Tasks to perform:
1. Using the article on streaming deals, decide whether each statement agrees with it: (a) JetBlue Airlines has offered passengers free Amazon Prime Video streaming since late 2015; (b) guests must enter a code on the TV to reach the streaming services; (c) Amazon reportedly paid around $50 million to livestream ten NFL games. Answer yes or no for each and quote the deciding words.
2. Reproduce the stretch of the article on streaming deals from "What Happened" through "Amazon Prime members.", word for word.
3. Write the next part of the article on streaming deals, starting after its last sentence.

Page text:
**********

What Brands Need To Do
This is the latest example of a hospitality brand aiming to modernize their guest experiences with over-the-top streaming services. Previous examples include JetBlue Airlines, which has been providing its passengers with free Amazon Prime Video streaming for in-flight entertainment since late 2015.

While Hyatt is appealable for recognizing the growing popularity of streaming services and shifting viewer behaviors, it fails just short of providing a truly personalized experience for the guests. According to the press release, there is no need for the guests to enter a code or personal credentials on the TV to access the streaming services, which eliminates the hassle of signing in and preempts any privacy concern guests may have. 

 


Source: Sonifi (press release)

 

Amazon Prime Wins Streaming Rights Of NFL Thursday Night Games

What Happened
Amazon has reportedly shelled out around $50 million to livestream ten NFL games of the new season, five times more than what Twitter paid last year. Interestingly, Amazon won’t stream the games to anyone who wants to watch online for free as Twitter did. Instead, the NFL Thursday night games will be a new addition to the ever-growing list of perks for Amazon Prime members.

**********

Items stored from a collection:
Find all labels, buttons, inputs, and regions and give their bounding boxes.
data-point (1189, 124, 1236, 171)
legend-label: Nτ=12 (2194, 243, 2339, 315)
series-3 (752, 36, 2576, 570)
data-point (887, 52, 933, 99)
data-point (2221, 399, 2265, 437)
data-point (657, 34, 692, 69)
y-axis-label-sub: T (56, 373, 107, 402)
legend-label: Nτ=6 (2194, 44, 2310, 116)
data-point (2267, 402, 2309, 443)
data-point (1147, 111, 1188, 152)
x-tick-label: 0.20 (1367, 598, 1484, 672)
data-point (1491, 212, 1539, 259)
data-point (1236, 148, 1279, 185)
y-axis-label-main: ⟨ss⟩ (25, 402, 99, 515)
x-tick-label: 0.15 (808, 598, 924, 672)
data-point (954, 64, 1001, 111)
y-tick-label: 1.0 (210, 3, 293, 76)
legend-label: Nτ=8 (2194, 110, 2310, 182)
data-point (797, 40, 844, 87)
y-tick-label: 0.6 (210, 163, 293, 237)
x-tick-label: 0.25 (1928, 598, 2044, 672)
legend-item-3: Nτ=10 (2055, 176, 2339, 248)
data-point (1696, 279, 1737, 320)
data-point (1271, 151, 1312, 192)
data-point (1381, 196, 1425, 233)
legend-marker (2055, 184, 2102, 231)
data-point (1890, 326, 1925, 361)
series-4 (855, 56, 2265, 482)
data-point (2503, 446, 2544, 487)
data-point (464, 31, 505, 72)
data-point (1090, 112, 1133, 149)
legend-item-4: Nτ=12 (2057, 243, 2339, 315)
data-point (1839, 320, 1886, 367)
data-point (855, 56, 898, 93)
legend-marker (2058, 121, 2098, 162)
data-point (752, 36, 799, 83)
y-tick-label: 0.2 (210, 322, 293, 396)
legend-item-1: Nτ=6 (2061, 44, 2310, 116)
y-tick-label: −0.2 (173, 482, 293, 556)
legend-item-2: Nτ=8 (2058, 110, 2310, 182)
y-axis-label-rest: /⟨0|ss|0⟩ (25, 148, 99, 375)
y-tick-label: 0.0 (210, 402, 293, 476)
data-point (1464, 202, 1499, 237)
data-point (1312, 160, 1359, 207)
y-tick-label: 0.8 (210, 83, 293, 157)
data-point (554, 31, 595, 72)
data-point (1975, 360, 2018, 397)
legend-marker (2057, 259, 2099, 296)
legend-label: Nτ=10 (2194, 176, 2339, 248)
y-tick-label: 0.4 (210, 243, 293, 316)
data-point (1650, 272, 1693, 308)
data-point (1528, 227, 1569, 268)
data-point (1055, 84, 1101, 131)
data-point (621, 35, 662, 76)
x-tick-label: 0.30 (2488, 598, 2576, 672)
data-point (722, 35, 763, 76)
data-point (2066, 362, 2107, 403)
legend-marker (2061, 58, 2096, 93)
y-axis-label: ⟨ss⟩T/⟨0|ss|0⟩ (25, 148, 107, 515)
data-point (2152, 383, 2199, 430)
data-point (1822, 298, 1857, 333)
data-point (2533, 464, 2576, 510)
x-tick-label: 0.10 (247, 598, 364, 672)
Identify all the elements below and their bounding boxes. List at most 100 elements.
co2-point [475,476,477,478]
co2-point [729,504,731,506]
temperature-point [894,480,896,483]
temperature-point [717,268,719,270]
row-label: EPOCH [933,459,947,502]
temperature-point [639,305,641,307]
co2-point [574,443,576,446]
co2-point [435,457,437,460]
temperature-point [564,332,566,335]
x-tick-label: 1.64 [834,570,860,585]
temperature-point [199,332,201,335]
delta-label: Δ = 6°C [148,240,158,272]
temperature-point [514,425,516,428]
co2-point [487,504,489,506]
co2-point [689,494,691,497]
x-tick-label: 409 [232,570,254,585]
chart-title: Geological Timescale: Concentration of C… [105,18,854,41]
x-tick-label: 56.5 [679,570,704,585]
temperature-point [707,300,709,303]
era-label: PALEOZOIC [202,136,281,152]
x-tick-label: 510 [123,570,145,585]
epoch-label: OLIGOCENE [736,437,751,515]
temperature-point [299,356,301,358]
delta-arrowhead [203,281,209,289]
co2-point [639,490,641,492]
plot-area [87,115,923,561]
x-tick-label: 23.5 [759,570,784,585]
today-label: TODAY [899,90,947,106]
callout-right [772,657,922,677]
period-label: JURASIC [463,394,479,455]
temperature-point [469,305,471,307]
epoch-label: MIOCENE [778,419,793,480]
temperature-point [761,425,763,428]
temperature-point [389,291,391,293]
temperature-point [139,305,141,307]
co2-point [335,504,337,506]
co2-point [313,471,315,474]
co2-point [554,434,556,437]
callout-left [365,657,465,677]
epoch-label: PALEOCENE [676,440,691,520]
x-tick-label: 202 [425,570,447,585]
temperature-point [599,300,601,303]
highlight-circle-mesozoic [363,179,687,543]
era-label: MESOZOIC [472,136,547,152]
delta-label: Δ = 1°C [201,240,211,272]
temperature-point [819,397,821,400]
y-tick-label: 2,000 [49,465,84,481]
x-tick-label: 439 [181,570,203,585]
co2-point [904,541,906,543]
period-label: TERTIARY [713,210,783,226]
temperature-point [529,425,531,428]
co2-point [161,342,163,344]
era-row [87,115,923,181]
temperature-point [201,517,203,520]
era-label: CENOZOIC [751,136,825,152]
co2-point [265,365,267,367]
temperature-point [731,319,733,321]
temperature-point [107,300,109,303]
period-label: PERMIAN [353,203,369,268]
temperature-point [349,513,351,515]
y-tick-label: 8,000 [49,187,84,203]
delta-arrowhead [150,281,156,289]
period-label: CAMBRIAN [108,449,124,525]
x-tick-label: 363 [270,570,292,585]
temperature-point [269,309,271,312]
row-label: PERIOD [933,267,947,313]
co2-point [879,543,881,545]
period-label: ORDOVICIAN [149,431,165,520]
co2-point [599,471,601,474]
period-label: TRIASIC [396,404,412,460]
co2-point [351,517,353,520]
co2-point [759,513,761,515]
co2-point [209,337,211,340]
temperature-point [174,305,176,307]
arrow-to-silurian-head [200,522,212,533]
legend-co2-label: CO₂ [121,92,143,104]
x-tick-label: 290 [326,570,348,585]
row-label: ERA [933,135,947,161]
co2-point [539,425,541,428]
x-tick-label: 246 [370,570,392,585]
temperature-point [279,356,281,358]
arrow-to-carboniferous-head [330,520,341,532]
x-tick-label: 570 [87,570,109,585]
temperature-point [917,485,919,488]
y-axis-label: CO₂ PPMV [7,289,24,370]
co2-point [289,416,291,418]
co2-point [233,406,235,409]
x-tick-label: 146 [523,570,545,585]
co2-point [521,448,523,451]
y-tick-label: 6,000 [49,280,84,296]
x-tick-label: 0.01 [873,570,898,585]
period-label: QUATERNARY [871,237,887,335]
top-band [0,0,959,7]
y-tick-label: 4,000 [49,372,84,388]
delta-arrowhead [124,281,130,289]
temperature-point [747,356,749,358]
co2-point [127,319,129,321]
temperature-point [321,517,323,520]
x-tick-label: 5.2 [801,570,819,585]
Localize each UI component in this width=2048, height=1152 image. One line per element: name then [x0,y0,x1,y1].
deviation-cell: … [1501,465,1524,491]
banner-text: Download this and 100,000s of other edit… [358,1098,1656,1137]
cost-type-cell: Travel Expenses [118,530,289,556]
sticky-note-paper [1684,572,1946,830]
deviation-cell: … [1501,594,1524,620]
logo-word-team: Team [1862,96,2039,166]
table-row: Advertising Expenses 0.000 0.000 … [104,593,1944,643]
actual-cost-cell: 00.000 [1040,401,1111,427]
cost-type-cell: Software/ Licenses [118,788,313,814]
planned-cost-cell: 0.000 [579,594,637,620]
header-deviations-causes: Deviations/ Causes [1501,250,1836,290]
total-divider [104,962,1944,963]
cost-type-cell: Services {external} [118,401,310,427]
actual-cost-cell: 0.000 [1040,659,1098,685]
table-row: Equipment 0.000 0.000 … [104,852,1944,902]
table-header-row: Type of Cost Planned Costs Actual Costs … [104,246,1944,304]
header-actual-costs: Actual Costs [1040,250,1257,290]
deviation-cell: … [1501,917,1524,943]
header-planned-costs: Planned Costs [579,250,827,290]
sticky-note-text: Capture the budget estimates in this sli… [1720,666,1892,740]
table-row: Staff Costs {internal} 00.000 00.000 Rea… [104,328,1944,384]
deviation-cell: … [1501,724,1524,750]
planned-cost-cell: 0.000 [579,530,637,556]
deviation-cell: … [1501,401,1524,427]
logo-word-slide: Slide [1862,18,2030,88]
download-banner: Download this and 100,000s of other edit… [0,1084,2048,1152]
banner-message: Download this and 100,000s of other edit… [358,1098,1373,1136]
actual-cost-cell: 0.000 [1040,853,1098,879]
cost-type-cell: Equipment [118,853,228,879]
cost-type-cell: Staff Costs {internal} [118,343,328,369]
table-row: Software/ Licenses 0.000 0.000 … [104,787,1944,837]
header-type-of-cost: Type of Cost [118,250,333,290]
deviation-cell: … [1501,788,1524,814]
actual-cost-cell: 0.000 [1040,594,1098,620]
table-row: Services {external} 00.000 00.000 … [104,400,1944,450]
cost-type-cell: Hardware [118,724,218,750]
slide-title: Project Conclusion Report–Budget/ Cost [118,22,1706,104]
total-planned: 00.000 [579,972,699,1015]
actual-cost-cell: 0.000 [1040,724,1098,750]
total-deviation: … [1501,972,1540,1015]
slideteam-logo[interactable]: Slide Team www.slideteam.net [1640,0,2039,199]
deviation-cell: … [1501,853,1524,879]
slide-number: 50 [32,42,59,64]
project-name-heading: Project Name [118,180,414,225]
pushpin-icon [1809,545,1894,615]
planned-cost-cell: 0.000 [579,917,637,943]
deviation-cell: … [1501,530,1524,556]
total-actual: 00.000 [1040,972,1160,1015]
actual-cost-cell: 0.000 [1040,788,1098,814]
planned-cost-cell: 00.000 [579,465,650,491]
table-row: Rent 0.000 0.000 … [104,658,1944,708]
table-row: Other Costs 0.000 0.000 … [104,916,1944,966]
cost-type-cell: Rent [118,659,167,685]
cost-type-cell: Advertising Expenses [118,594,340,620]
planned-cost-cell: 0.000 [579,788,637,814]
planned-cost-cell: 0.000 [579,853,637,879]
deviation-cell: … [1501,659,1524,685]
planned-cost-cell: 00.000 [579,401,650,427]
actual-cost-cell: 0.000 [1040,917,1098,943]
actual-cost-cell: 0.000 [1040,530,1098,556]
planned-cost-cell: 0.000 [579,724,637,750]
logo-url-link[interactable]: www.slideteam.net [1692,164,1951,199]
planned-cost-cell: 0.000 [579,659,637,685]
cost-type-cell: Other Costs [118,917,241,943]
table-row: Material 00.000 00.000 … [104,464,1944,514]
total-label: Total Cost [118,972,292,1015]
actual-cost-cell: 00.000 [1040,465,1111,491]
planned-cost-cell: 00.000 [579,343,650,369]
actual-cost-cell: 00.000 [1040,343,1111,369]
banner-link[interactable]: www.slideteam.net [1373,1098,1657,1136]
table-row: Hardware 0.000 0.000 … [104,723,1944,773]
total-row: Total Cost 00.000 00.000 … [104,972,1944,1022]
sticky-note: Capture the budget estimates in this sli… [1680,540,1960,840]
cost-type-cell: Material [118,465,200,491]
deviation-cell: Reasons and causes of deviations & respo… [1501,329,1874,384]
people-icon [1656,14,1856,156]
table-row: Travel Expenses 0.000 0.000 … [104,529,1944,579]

**********

Task responses:
1.
(a) Yes: "which has been providing its passengers with free Amazon Prime Video streaming for in-flight entertainment since late 2015"
(b) No: "there is no need for the guests to enter a code or personal credentials on the TV to access the streaming services"
(c) Yes: "Amazon has reportedly shelled out around $50 million to livestream ten NFL games of the new season"

2.
What Happened
Amazon has reportedly shelled out around $50 million to livestream ten NFL games of the new season, five times more than what Twitter paid last year. Interestingly, Amazon won’t stream the games to anyone who wants to watch online for free as Twitter did. Instead, the NFL Thursday night games will be a new addition to the ever-growing list of perks for Amazon Prime members.

3.
What Brands Need To Know
On a larger picture, this deal signals the continuing shift of live sports viewing from TV to online streaming. Amazon reportedly beat out the likes of Twitter, Facebook, and YouTube for the bid, which underscores how determined the ecommerce giant is about growing out its streaming offering. The decision to only allow Prime members to stream this also points to the company’s core strategy that positions the membership program as the lynchpin for fostering customer loyalty.

This marks a very different approach than Twitter, who bought the rights last year to raise its profile as a live-streaming platform and generating revenues from selling the ad slots allocated for local TV ads at a high price. In comparison, Amazon wouldn’t necessarily be interested in selling ads (although it could very well use those ad slots to promote its services and original shows.) Researches have shown that Prime members on average spend two times more than regular shoppers on Amazon every year. Therefore, it makes sense that Amazon would pay the big bucks to secure the live-streaming rights of NFL games and use it to drive signups and retain subscriptions for Prime. Other brands should learn a thing or two from Amazon’s strategy and start thinking about ways to improve and integrate their loyalty programs so as to establish a long-term relationship with customers.

 


Source: Re/Code

YouTube TV Goes Live In Five U.S. Markets

What Happened
On Wednesday YouTube officially launched its live TV streaming service YouTube TV in five regional markets, including New York City, Chicago, Philadelphia, Los Angeles, and the San Francisco Bay area. This marks yet another high-profile entry of a tech giant into the OTT streaming market, as the battle for retaining TV subscribers and, more importantly, selling TV packages to cord-cutters and cord-nevers, continues to heat up.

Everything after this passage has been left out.